## START INPUT FOR THIS TASK

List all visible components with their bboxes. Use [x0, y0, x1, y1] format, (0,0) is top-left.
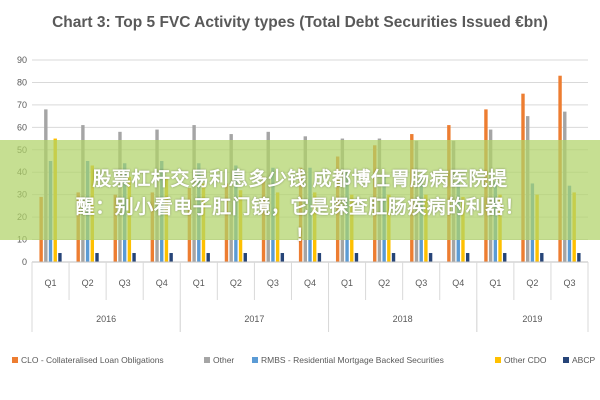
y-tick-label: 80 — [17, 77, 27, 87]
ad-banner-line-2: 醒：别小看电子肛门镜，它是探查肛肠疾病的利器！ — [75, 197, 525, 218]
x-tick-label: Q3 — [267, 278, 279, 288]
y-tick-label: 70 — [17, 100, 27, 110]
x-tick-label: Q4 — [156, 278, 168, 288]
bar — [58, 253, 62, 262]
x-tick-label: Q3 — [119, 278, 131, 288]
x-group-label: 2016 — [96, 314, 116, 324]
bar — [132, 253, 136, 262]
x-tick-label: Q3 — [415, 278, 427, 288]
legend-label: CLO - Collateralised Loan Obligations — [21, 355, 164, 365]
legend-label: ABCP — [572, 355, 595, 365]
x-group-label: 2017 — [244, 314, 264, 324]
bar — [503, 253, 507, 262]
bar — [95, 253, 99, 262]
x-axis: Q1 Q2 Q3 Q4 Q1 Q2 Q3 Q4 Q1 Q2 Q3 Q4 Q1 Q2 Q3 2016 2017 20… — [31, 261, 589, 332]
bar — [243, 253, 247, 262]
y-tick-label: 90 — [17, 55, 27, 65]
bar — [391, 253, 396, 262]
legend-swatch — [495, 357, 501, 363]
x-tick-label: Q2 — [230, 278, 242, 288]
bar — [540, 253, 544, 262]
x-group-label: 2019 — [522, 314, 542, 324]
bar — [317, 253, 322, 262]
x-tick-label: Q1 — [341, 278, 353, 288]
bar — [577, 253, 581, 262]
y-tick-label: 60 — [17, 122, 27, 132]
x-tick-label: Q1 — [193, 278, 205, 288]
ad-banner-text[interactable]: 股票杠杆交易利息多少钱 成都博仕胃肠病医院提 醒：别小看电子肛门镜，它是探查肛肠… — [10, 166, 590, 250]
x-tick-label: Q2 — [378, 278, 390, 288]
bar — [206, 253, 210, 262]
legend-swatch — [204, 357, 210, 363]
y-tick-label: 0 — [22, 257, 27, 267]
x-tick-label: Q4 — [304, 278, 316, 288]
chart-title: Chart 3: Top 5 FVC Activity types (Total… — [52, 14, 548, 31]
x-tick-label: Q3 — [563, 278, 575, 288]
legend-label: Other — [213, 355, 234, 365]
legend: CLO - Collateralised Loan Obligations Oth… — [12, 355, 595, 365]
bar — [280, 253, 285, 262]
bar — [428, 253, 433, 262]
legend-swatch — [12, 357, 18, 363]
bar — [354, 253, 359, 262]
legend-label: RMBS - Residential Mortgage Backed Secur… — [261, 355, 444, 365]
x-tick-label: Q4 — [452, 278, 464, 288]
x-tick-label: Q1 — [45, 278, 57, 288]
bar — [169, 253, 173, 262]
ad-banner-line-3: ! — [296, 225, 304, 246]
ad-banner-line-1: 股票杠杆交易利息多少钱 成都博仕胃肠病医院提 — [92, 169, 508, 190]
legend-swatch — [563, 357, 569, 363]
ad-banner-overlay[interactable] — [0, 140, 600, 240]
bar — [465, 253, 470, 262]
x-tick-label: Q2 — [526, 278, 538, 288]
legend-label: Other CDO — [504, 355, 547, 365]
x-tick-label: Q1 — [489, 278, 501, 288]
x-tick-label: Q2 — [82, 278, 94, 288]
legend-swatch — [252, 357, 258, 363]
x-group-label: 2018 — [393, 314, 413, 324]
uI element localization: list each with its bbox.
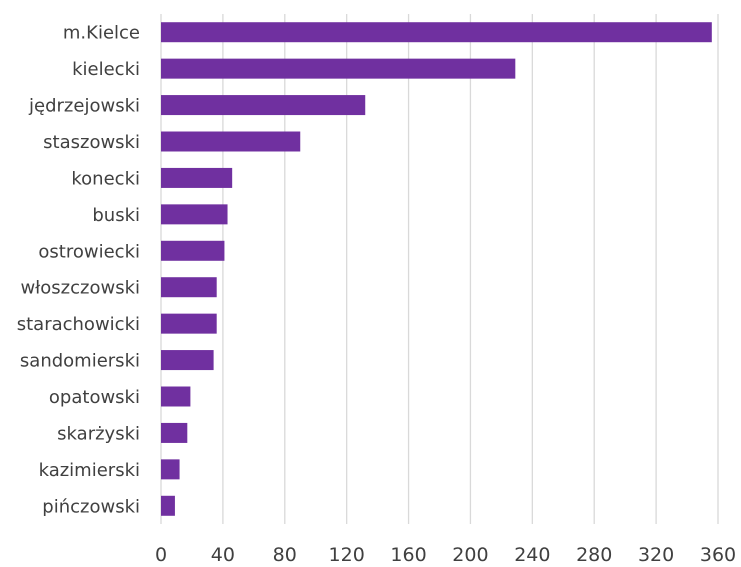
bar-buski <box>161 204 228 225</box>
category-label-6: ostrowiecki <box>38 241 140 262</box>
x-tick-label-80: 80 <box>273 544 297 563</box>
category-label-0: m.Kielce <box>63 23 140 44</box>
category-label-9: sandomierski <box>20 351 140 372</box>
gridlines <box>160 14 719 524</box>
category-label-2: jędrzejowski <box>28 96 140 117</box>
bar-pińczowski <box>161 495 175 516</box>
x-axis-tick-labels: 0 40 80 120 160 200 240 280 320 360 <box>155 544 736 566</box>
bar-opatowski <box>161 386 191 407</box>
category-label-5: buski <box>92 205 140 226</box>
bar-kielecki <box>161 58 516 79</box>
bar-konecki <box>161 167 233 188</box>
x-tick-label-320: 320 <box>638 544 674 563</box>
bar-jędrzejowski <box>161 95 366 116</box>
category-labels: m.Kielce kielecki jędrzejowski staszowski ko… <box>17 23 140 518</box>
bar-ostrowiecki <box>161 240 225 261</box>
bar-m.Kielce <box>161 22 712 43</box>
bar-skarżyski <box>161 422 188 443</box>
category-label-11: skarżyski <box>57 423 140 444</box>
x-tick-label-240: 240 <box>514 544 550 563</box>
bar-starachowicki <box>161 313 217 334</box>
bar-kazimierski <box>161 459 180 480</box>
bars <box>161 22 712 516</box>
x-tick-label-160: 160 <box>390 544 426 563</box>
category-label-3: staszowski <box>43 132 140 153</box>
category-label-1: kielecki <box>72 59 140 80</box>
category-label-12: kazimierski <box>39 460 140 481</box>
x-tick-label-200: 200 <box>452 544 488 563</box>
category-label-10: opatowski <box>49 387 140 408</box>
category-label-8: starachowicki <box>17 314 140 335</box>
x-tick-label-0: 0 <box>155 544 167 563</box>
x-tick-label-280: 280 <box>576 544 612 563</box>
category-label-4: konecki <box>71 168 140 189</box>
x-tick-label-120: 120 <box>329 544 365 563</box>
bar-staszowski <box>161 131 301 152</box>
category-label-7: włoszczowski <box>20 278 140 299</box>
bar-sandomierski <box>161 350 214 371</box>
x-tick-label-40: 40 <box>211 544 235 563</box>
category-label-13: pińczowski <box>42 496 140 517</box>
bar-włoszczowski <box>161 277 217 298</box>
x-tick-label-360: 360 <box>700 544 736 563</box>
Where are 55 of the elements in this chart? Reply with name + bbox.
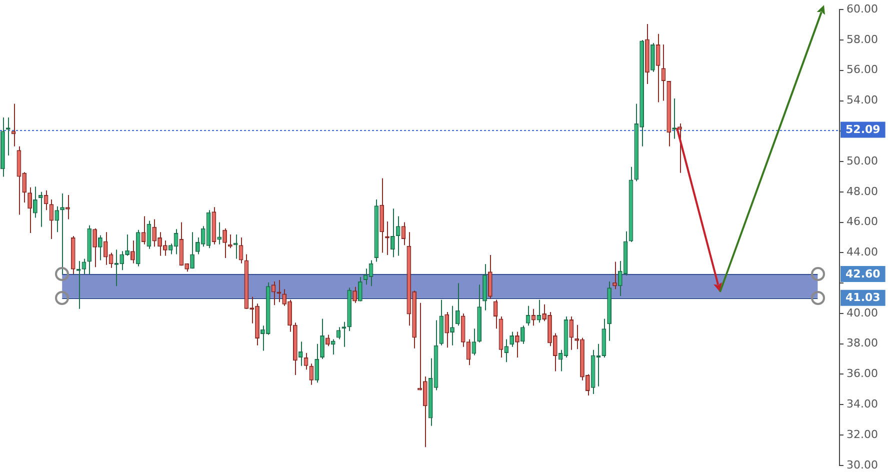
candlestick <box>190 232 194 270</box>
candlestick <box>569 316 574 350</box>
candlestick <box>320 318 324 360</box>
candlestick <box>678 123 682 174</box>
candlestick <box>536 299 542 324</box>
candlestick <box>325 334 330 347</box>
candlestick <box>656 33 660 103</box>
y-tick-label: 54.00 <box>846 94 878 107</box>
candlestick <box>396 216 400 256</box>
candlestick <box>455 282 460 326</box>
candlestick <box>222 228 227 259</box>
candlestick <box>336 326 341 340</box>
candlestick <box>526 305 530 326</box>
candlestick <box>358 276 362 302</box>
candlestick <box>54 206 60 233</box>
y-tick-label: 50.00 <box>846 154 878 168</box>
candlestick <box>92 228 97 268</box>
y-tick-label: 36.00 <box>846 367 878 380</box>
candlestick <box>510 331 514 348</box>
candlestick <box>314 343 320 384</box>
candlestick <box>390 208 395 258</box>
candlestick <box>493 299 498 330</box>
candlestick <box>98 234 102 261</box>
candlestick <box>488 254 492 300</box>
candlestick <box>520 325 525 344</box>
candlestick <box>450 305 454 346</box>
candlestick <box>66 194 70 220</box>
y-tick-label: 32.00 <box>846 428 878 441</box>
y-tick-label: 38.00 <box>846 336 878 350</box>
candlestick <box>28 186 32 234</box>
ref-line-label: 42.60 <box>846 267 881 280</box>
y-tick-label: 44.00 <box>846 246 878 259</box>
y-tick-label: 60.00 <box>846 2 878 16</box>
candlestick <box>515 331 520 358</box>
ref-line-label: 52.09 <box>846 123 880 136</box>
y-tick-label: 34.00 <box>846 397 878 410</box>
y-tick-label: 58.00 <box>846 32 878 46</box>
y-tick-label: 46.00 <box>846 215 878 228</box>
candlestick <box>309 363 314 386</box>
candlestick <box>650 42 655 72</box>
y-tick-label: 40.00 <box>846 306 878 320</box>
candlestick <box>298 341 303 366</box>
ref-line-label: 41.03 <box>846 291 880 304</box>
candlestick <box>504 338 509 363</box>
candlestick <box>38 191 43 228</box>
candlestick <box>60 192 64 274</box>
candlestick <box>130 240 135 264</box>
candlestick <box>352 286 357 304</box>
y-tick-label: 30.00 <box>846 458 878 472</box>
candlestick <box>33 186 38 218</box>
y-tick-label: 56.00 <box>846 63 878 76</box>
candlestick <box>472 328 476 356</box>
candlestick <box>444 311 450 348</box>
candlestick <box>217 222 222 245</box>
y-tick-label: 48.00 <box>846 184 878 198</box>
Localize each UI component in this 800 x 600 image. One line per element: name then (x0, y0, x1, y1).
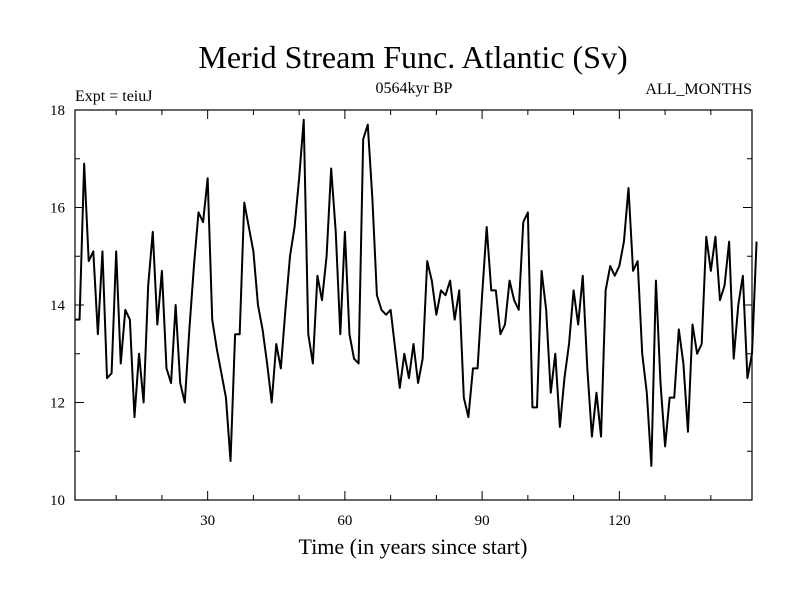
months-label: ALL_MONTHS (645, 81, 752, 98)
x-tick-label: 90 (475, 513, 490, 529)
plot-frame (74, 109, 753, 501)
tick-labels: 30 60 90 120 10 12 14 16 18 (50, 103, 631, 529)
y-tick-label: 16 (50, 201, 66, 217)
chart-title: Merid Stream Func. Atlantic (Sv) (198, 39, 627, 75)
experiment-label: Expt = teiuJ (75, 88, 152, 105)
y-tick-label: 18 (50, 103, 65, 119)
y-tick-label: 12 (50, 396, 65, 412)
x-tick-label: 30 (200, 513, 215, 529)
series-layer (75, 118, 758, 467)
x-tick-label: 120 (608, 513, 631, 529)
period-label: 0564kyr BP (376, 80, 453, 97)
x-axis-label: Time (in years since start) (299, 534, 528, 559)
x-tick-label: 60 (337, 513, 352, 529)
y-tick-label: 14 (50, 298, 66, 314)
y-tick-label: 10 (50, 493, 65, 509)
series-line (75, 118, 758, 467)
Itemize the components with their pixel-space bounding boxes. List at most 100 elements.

## END INPUT FOR THIS TASK

# PROBLEM DESCRIPTION
Reproduce verbatim the lines of the listing from the one containing "y-tick-label: 80 — [17, 77, 27, 87]" through the one containing "x-group-label: 2019 — [522, 314, 542, 324]", including both of those lines.

# TASK OUTPUT
y-tick-label: 80 — [17, 77, 27, 87]
ad-banner-line-2: 醒：别小看电子肛门镜，它是探查肛肠疾病的利器！ — [75, 197, 525, 218]
x-tick-label: Q3 — [267, 278, 279, 288]
y-tick-label: 70 — [17, 100, 27, 110]
x-tick-label: Q4 — [156, 278, 168, 288]
bar — [58, 253, 62, 262]
x-tick-label: Q3 — [119, 278, 131, 288]
x-group-label: 2016 — [96, 314, 116, 324]
bar — [132, 253, 136, 262]
x-tick-label: Q3 — [415, 278, 427, 288]
legend-label: CLO - Collateralised Loan Obligations — [21, 355, 164, 365]
legend-label: ABCP — [572, 355, 595, 365]
x-group-label: 2017 — [244, 314, 264, 324]
bar — [503, 253, 507, 262]
bar — [95, 253, 99, 262]
x-axis: Q1 Q2 Q3 Q4 Q1 Q2 Q3 Q4 Q1 Q2 Q3 Q4 Q1 Q2 Q3 2016 2017 20… — [31, 261, 589, 332]
bar — [243, 253, 247, 262]
y-tick-label: 90 — [17, 55, 27, 65]
bar — [391, 253, 396, 262]
legend-swatch — [495, 357, 501, 363]
x-tick-label: Q2 — [230, 278, 242, 288]
bar — [540, 253, 544, 262]
x-group-label: 2019 — [522, 314, 542, 324]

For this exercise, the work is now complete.